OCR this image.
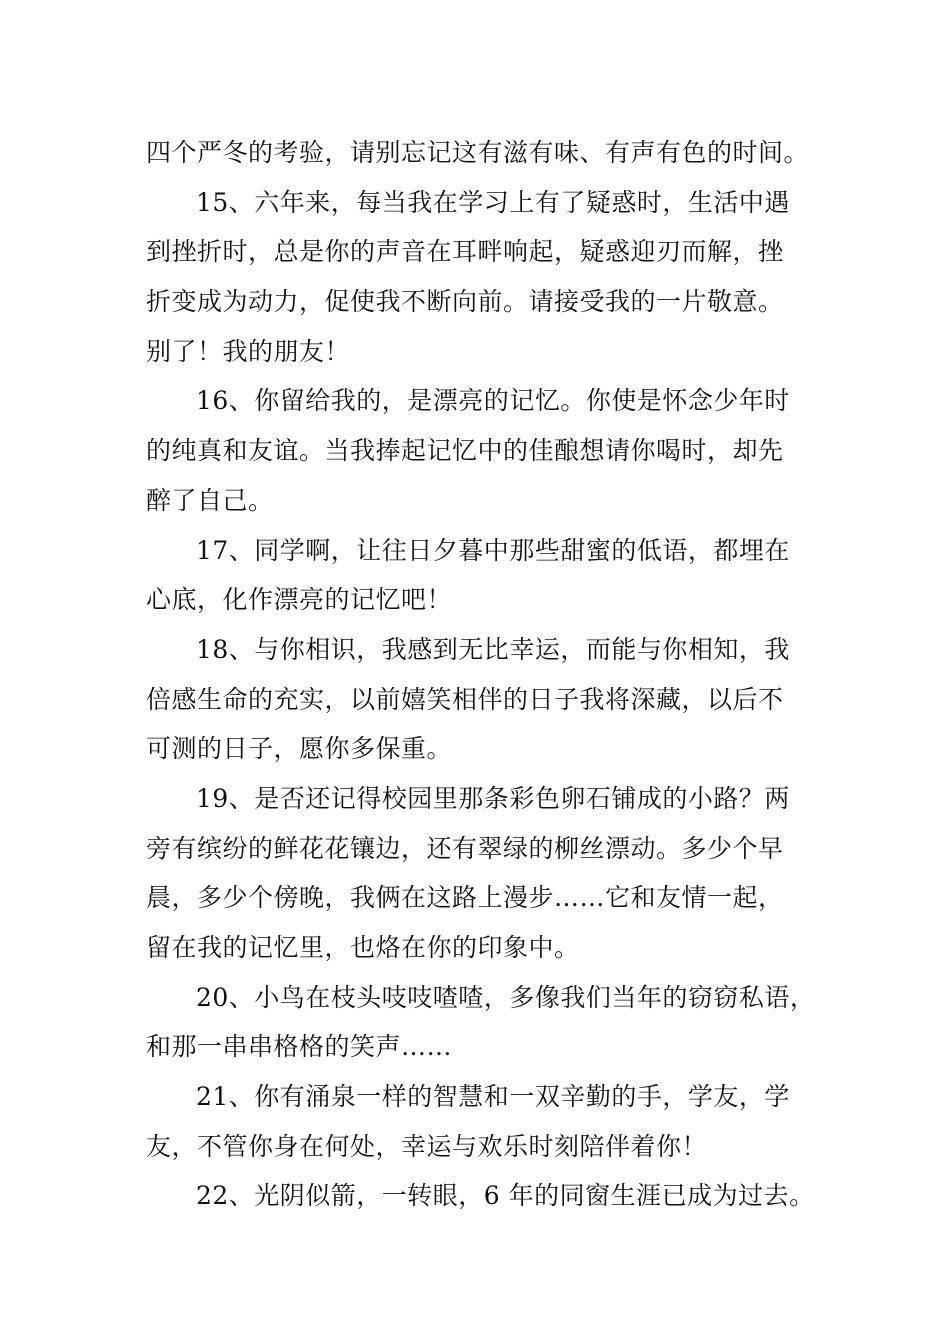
四个严冬的考验，请别忘记这有滋有味、有声有色的时间。
15、六年来，每当我在学习上有了疑惑时，生活中遇
到挫折时，总是你的声音在耳畔响起，疑惑迎刃而解，挫
折变成为动力，促使我不断向前。请接受我的一片敬意。
别了！我的朋友！
16、你留给我的，是漂亮的记忆。你使是怀念少年时
的纯真和友谊。当我捧起记忆中的佳酿想请你喝时，却先
醉了自己。
17、同学啊，让往日夕暮中那些甜蜜的低语，都埋在
心底，化作漂亮的记忆吧！
18、与你相识，我感到无比幸运，而能与你相知，我
倍感生命的充实，以前嬉笑相伴的日子我将深藏，以后不
可测的日子，愿你多保重。
19、是否还记得校园里那条彩色卵石铺成的小路？两
旁有缤纷的鲜花花镶边，还有翠绿的柳丝漂动。多少个早
晨，多少个傍晚，我俩在这路上漫步……它和友情一起，
留在我的记忆里，也烙在你的印象中。
20、小鸟在枝头吱吱喳喳，多像我们当年的窃窃私语，
和那一串串格格的笑声……
21、你有涌泉一样的智慧和一双辛勤的手，学友，学
友，不管你身在何处，幸运与欢乐时刻陪伴着你！
22、光阴似箭，一转眼，6 年的同窗生涯已成为过去。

Goal - Each entry above is to be written out again unchanged, apart from the pictures, which are left out.

Result below -
OCR this image.
四个严冬的考验，请别忘记这有滋有味、有声有色的时间。
15、六年来，每当我在学习上有了疑惑时，生活中遇
到挫折时，总是你的声音在耳畔响起，疑惑迎刃而解，挫
折变成为动力，促使我不断向前。请接受我的一片敬意。
别了！我的朋友！
16、你留给我的，是漂亮的记忆。你使是怀念少年时
的纯真和友谊。当我捧起记忆中的佳酿想请你喝时，却先
醉了自己。
17、同学啊，让往日夕暮中那些甜蜜的低语，都埋在
心底，化作漂亮的记忆吧！
18、与你相识，我感到无比幸运，而能与你相知，我
倍感生命的充实，以前嬉笑相伴的日子我将深藏，以后不
可测的日子，愿你多保重。
19、是否还记得校园里那条彩色卵石铺成的小路？两
旁有缤纷的鲜花花镶边，还有翠绿的柳丝漂动。多少个早
晨，多少个傍晚，我俩在这路上漫步……它和友情一起，
留在我的记忆里，也烙在你的印象中。
20、小鸟在枝头吱吱喳喳，多像我们当年的窃窃私语，
和那一串串格格的笑声……
21、你有涌泉一样的智慧和一双辛勤的手，学友，学
友，不管你身在何处，幸运与欢乐时刻陪伴着你！
22、光阴似箭，一转眼，6 年的同窗生涯已成为过去。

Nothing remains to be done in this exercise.